Collected data entries:
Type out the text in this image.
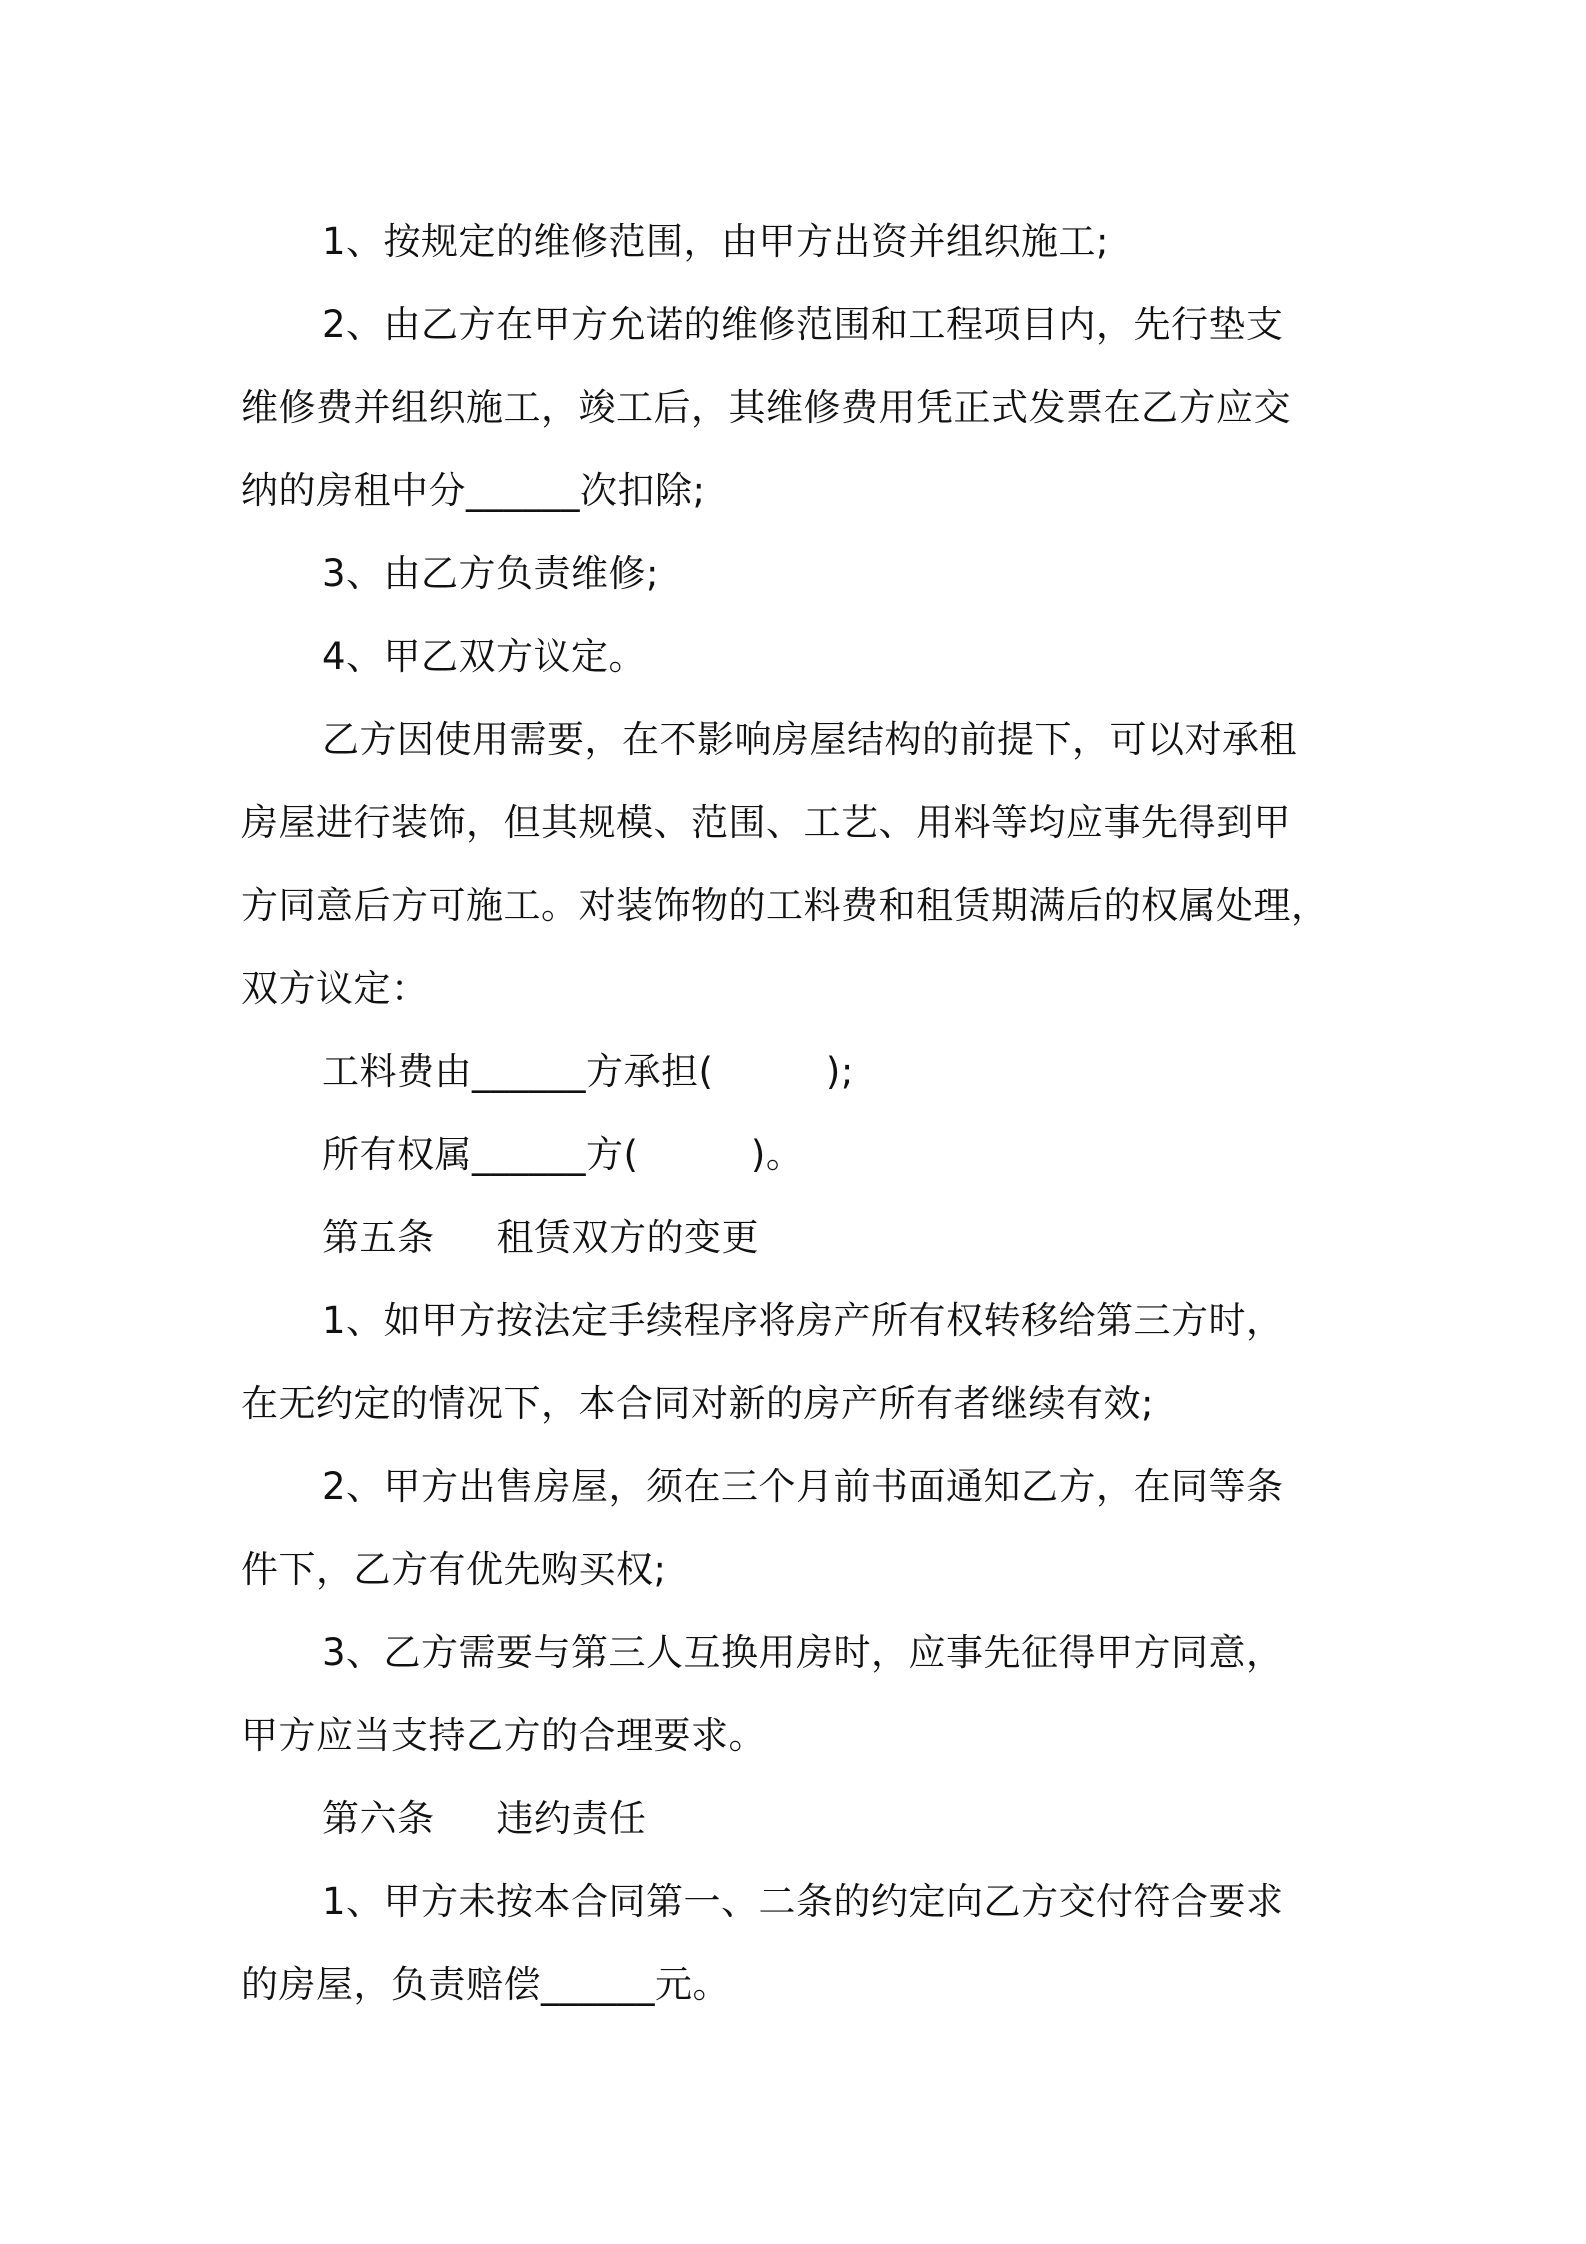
1、按规定的维修范围，由甲方出资并组织施工;
2、由乙方在甲方允诺的维修范围和工程项目内，先行垫支
维修费并组织施工，竣工后，其维修费用凭正式发票在乙方应交
纳的房租中分______次扣除;
3、由乙方负责维修;
4、甲乙双方议定。
乙方因使用需要，在不影响房屋结构的前提下，可以对承租
房屋进行装饰，但其规模、范围、工艺、用料等均应事先得到甲
方同意后方可施工。对装饰物的工料费和租赁期满后的权属处理，
双方议定：
工料费由______方承担(　　　);
所有权属______方(　　　)。
第五条 租赁双方的变更
1、如甲方按法定手续程序将房产所有权转移给第三方时，
在无约定的情况下，本合同对新的房产所有者继续有效;
2、甲方出售房屋，须在三个月前书面通知乙方，在同等条
件下，乙方有优先购买权;
3、乙方需要与第三人互换用房时，应事先征得甲方同意，
甲方应当支持乙方的合理要求。
第六条 违约责任
1、甲方未按本合同第一、二条的约定向乙方交付符合要求
的房屋，负责赔偿______元。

*The problem*:
Retype the entries word for word. Omit any images.

*Worked solution*:
Type out the text in this image.
1、按规定的维修范围，由甲方出资并组织施工;
2、由乙方在甲方允诺的维修范围和工程项目内，先行垫支
维修费并组织施工，竣工后，其维修费用凭正式发票在乙方应交
纳的房租中分______次扣除;
3、由乙方负责维修;
4、甲乙双方议定。
乙方因使用需要，在不影响房屋结构的前提下，可以对承租
房屋进行装饰，但其规模、范围、工艺、用料等均应事先得到甲
方同意后方可施工。对装饰物的工料费和租赁期满后的权属处理，
双方议定：
工料费由______方承担(　　　);
所有权属______方(　　　)。
第五条 租赁双方的变更
1、如甲方按法定手续程序将房产所有权转移给第三方时，
在无约定的情况下，本合同对新的房产所有者继续有效;
2、甲方出售房屋，须在三个月前书面通知乙方，在同等条
件下，乙方有优先购买权;
3、乙方需要与第三人互换用房时，应事先征得甲方同意，
甲方应当支持乙方的合理要求。
第六条 违约责任
1、甲方未按本合同第一、二条的约定向乙方交付符合要求
的房屋，负责赔偿______元。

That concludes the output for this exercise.